§ MATERIAL FOR THIS TASK:

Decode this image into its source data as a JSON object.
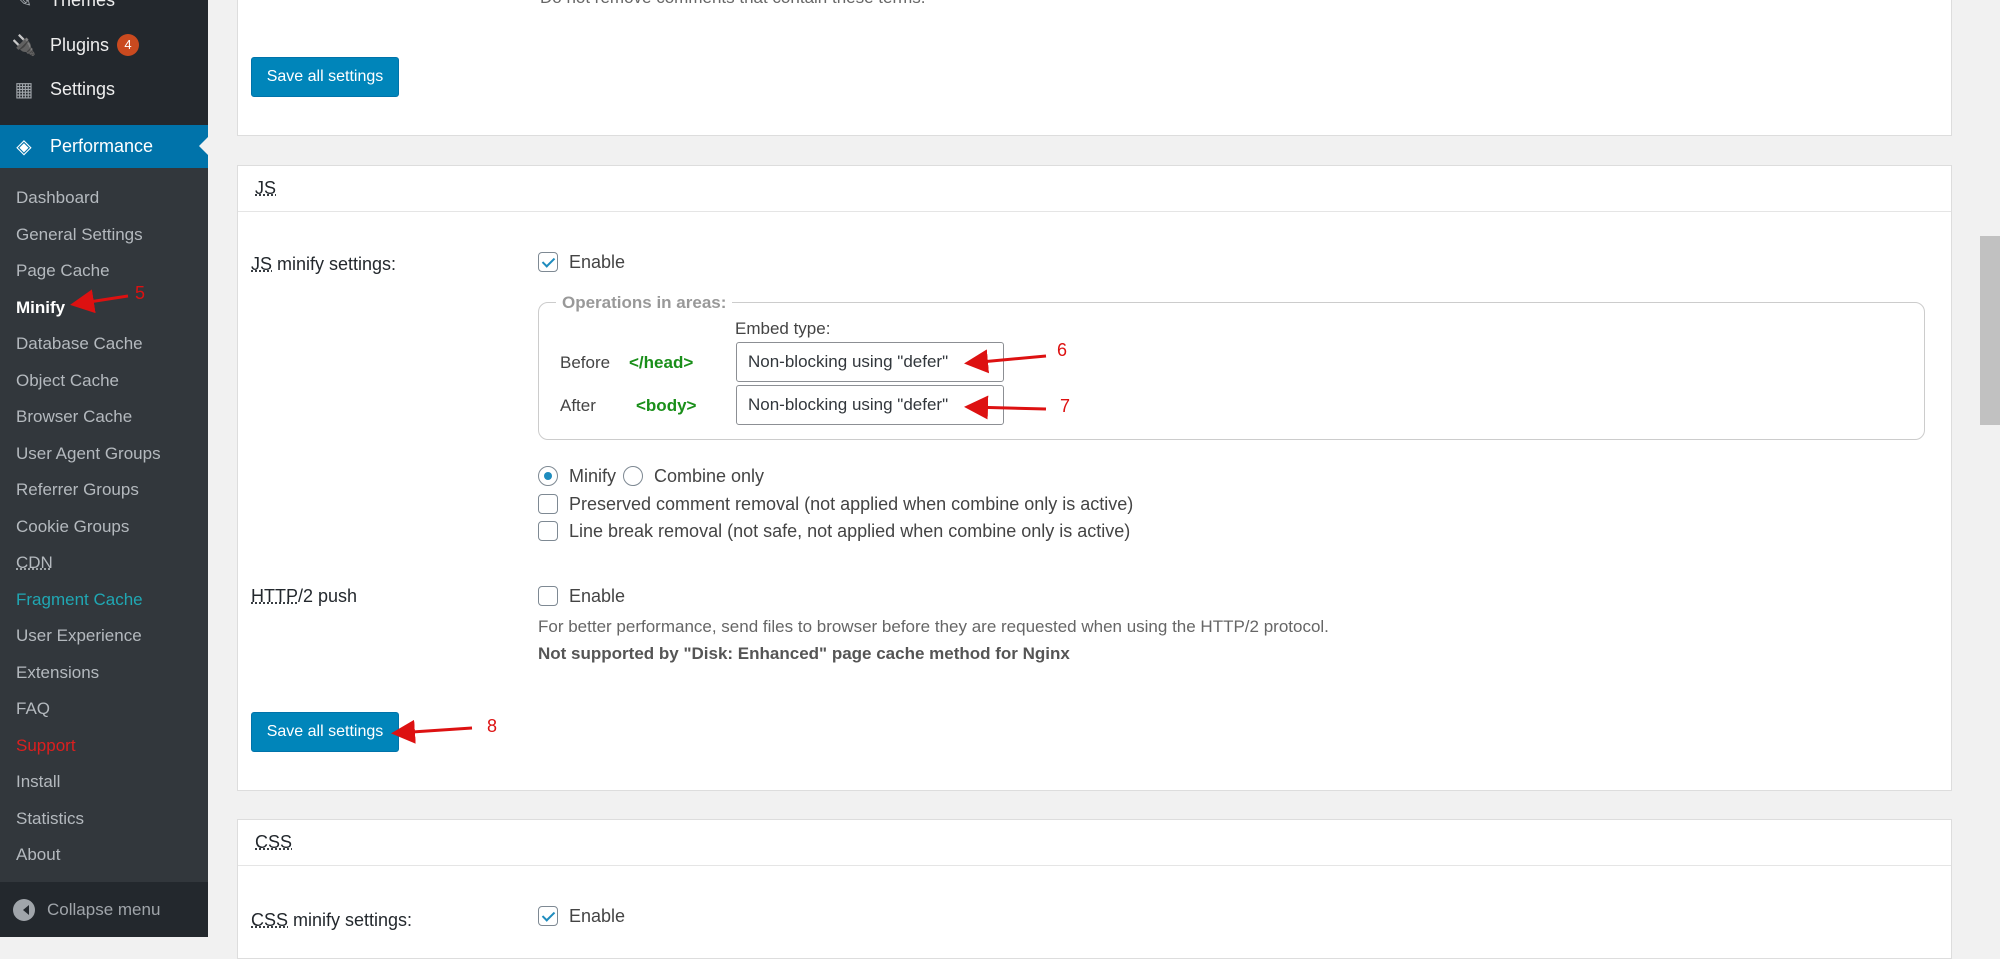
{
  "sidebar": {
    "menu": [
      {
        "label": "Themes",
        "icon": "brush-icon"
      },
      {
        "label": "Plugins",
        "icon": "plugin-icon",
        "badge": "4"
      },
      {
        "label": "Settings",
        "icon": "settings-icon"
      }
    ],
    "active": {
      "label": "Performance",
      "icon": "w3tc-cube-icon"
    },
    "submenu": [
      "Dashboard",
      "General Settings",
      "Page Cache",
      "Minify",
      "Database Cache",
      "Object Cache",
      "Browser Cache",
      "User Agent Groups",
      "Referrer Groups",
      "Cookie Groups",
      "CDN",
      "Fragment Cache",
      "User Experience",
      "Extensions",
      "FAQ",
      "Support",
      "Install",
      "Statistics",
      "About"
    ],
    "current": "Minify",
    "collapse": "Collapse menu"
  },
  "top_card": {
    "cut_text": "Do not remove comments that contain these terms.",
    "save": "Save all settings"
  },
  "js": {
    "title": "JS",
    "minify_label": "JS minify settings:",
    "enable": "Enable",
    "legend": "Operations in areas:",
    "embed_type": "Embed type:",
    "before": "Before",
    "before_tag": "</head>",
    "before_value": "Non-blocking using \"defer\"",
    "after": "After",
    "after_tag": "<body>",
    "after_value": "Non-blocking using \"defer\"",
    "minify": "Minify",
    "combine": "Combine only",
    "preserved": "Preserved comment removal (not applied when combine only is active)",
    "linebreak": "Line break removal (not safe, not applied when combine only is active)",
    "http2_label": "HTTP/2 push",
    "http2_enable": "Enable",
    "http2_desc": "For better performance, send files to browser before they are requested when using the HTTP/2 protocol.",
    "http2_note": "Not supported by \"Disk: Enhanced\" page cache method for Nginx",
    "save": "Save all settings"
  },
  "css": {
    "title": "CSS",
    "minify_label": "CSS minify settings:",
    "enable": "Enable"
  },
  "annotations": [
    "5",
    "6",
    "7",
    "8"
  ],
  "colors": {
    "accent": "#0073aa",
    "button": "#0085ba",
    "annotation": "#dd1111",
    "tag": "#1a8f1a"
  }
}
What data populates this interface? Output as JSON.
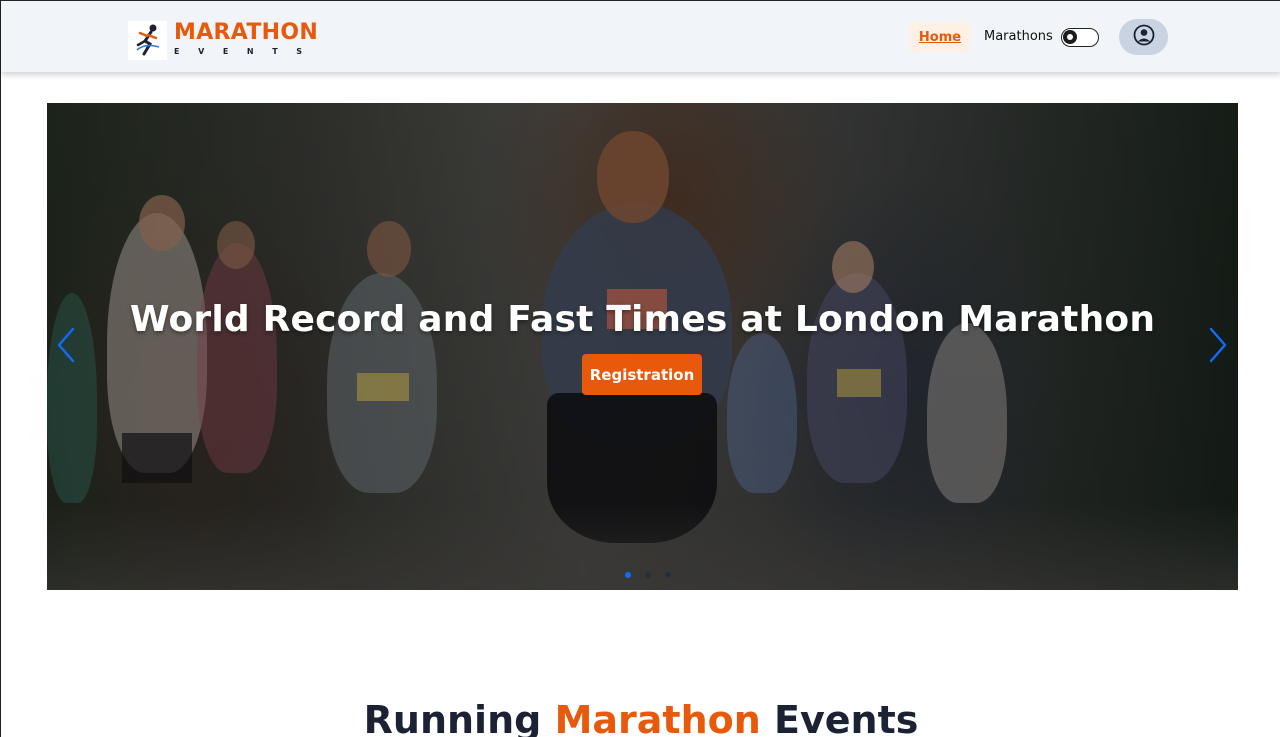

§ EXERCISE DIRECTIONS: From the listing, copy every line where the string "using" appears.

§ EXERCISE RESPONSE:
    "before_value": "Non-blocking using \"defer\"",
    "after_value": "Non-blocking using \"defer\"",
    "http2_desc": "For better performance, send files to browser before they are requested when using the HTTP/2 protocol.",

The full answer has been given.